-- begin --

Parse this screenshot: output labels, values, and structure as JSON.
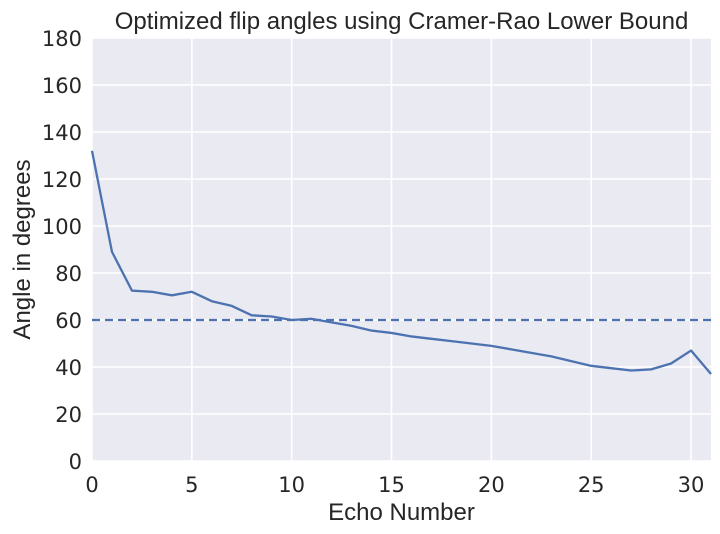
{
  "chart_data": {
    "type": "line",
    "title": "Optimized flip angles using Cramer-Rao Lower Bound",
    "xlabel": "Echo Number",
    "ylabel": "Angle in degrees",
    "xlim": [
      0,
      31
    ],
    "ylim": [
      0,
      180
    ],
    "xticks": [
      0,
      5,
      10,
      15,
      20,
      25,
      30
    ],
    "yticks": [
      0,
      20,
      40,
      60,
      80,
      100,
      120,
      140,
      160,
      180
    ],
    "grid": true,
    "series": [
      {
        "x": [
          0,
          1,
          2,
          3,
          4,
          5,
          6,
          7,
          8,
          9,
          10,
          11,
          12,
          13,
          14,
          15,
          16,
          17,
          18,
          19,
          20,
          21,
          22,
          23,
          24,
          25,
          26,
          27,
          28,
          29,
          30,
          31
        ],
        "values": [
          132,
          89,
          72.5,
          72,
          70.5,
          72,
          68,
          66,
          62,
          61.5,
          60,
          60.5,
          59,
          57.5,
          55.5,
          54.5,
          53,
          52,
          51,
          50,
          49,
          47.5,
          46,
          44.5,
          42.5,
          40.5,
          39.5,
          38.5,
          39,
          41.5,
          47,
          37
        ],
        "color": "#4c72b0",
        "style": "solid"
      },
      {
        "x": [
          0,
          31
        ],
        "values": [
          60,
          60
        ],
        "color": "#4c72b0",
        "style": "dashed"
      }
    ],
    "colors": {
      "plot_bg": "#eaeaf2",
      "grid": "#ffffff",
      "text": "#262626"
    }
  }
}
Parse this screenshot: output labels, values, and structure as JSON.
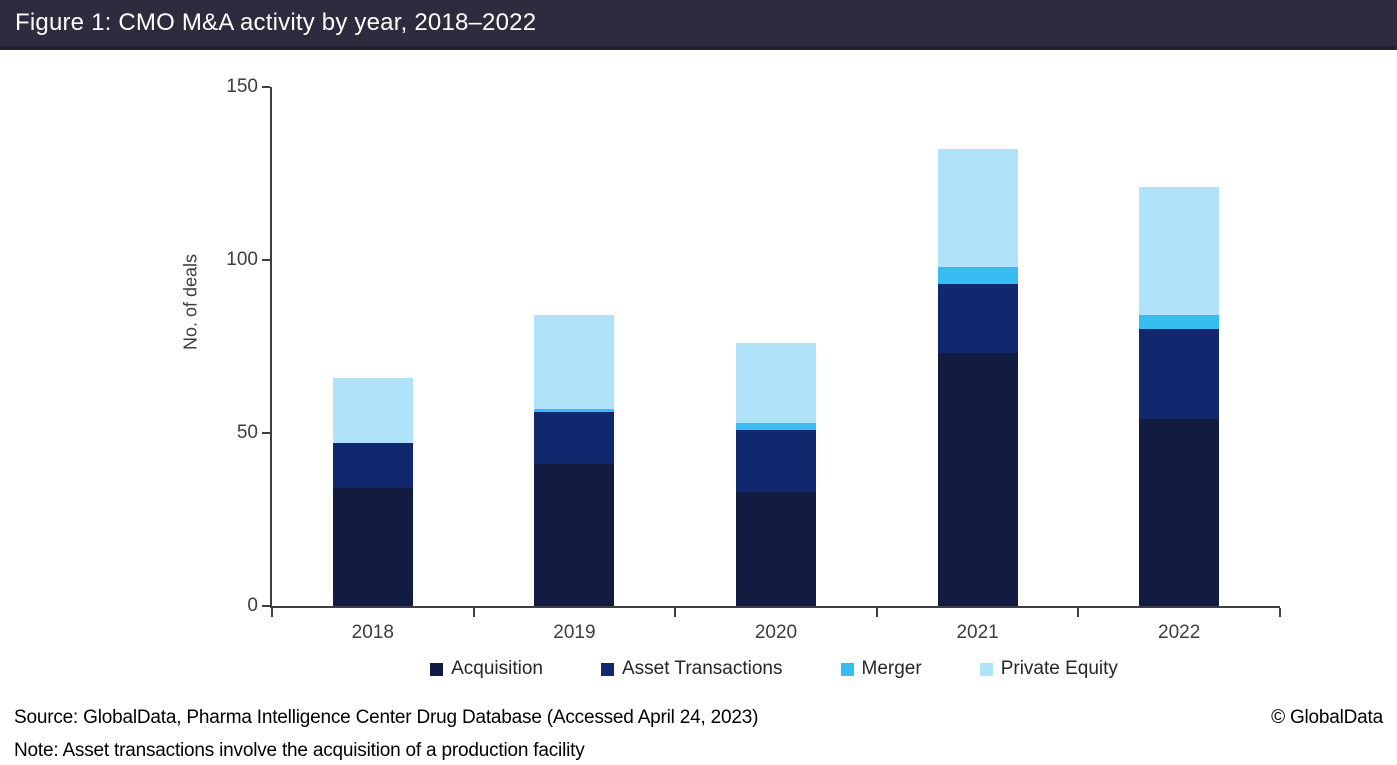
{
  "title_bar": {
    "text": "Figure 1: CMO M&A activity by year, 2018–2022",
    "bg_color": "#2F2A3E"
  },
  "chart_data": {
    "type": "bar",
    "stacked": true,
    "categories": [
      "2018",
      "2019",
      "2020",
      "2021",
      "2022"
    ],
    "series": [
      {
        "name": "Acquisition",
        "color": "#111C40",
        "values": [
          34,
          41,
          33,
          73,
          54
        ]
      },
      {
        "name": "Asset Transactions",
        "color": "#12286E",
        "values": [
          13,
          15,
          18,
          20,
          26
        ]
      },
      {
        "name": "Merger",
        "color": "#38BDF2",
        "values": [
          0,
          1,
          2,
          5,
          4
        ]
      },
      {
        "name": "Private Equity",
        "color": "#B0E3F9",
        "values": [
          19,
          27,
          23,
          34,
          37
        ]
      }
    ],
    "stack_totals": [
      66,
      84,
      76,
      132,
      121
    ],
    "ylabel": "No. of deals",
    "ylim": [
      0,
      150
    ],
    "yticks": [
      0,
      50,
      100,
      150
    ],
    "grid": false,
    "legend_position": "bottom"
  },
  "footer": {
    "source": "Source: GlobalData, Pharma Intelligence Center Drug Database (Accessed April 24, 2023)",
    "copyright": "© GlobalData",
    "note": "Note: Asset transactions involve the acquisition of a production facility"
  }
}
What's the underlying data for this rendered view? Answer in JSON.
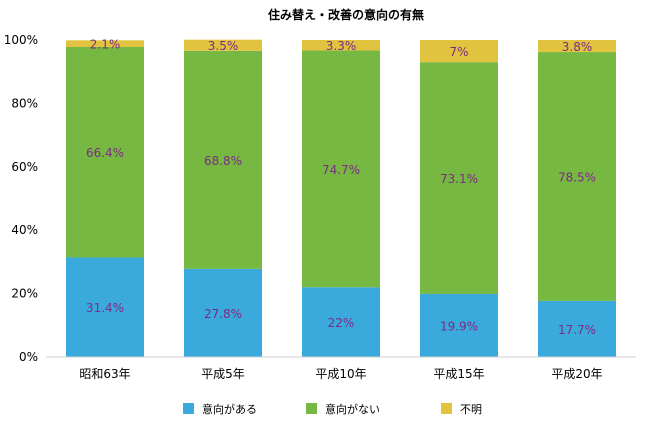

-- end --

### Task details
All of the entries above should be duplicated exactly, except for the pictures.

### Final result
Parse this screenshot: output labels, values, and structure as JSON.
{
  "chart_data": {
    "type": "line",
    "title": "Optimized flip angles using Cramer-Rao Lower Bound",
    "xlabel": "Echo Number",
    "ylabel": "Angle in degrees",
    "xlim": [
      0,
      31
    ],
    "ylim": [
      0,
      180
    ],
    "xticks": [
      0,
      5,
      10,
      15,
      20,
      25,
      30
    ],
    "yticks": [
      0,
      20,
      40,
      60,
      80,
      100,
      120,
      140,
      160,
      180
    ],
    "grid": true,
    "series": [
      {
        "x": [
          0,
          1,
          2,
          3,
          4,
          5,
          6,
          7,
          8,
          9,
          10,
          11,
          12,
          13,
          14,
          15,
          16,
          17,
          18,
          19,
          20,
          21,
          22,
          23,
          24,
          25,
          26,
          27,
          28,
          29,
          30,
          31
        ],
        "values": [
          132,
          89,
          72.5,
          72,
          70.5,
          72,
          68,
          66,
          62,
          61.5,
          60,
          60.5,
          59,
          57.5,
          55.5,
          54.5,
          53,
          52,
          51,
          50,
          49,
          47.5,
          46,
          44.5,
          42.5,
          40.5,
          39.5,
          38.5,
          39,
          41.5,
          47,
          37
        ],
        "color": "#4c72b0",
        "style": "solid"
      },
      {
        "x": [
          0,
          31
        ],
        "values": [
          60,
          60
        ],
        "color": "#4c72b0",
        "style": "dashed"
      }
    ],
    "colors": {
      "plot_bg": "#eaeaf2",
      "grid": "#ffffff",
      "text": "#262626"
    }
  }
}
Parse this screenshot: output labels, values, and structure as JSON.
{
  "title_bar": {
    "text": "Figure 1: CMO M&A activity by year, 2018–2022",
    "bg_color": "#2F2A3E"
  },
  "chart_data": {
    "type": "bar",
    "stacked": true,
    "categories": [
      "2018",
      "2019",
      "2020",
      "2021",
      "2022"
    ],
    "series": [
      {
        "name": "Acquisition",
        "color": "#111C40",
        "values": [
          34,
          41,
          33,
          73,
          54
        ]
      },
      {
        "name": "Asset Transactions",
        "color": "#12286E",
        "values": [
          13,
          15,
          18,
          20,
          26
        ]
      },
      {
        "name": "Merger",
        "color": "#38BDF2",
        "values": [
          0,
          1,
          2,
          5,
          4
        ]
      },
      {
        "name": "Private Equity",
        "color": "#B0E3F9",
        "values": [
          19,
          27,
          23,
          34,
          37
        ]
      }
    ],
    "stack_totals": [
      66,
      84,
      76,
      132,
      121
    ],
    "ylabel": "No. of deals",
    "ylim": [
      0,
      150
    ],
    "yticks": [
      0,
      50,
      100,
      150
    ],
    "grid": false,
    "legend_position": "bottom"
  },
  "footer": {
    "source": "Source: GlobalData, Pharma Intelligence Center Drug Database (Accessed April 24, 2023)",
    "copyright": "© GlobalData",
    "note": "Note: Asset transactions involve the acquisition of a production facility"
  }
}
What's the underlying data for this rendered view? Answer in JSON.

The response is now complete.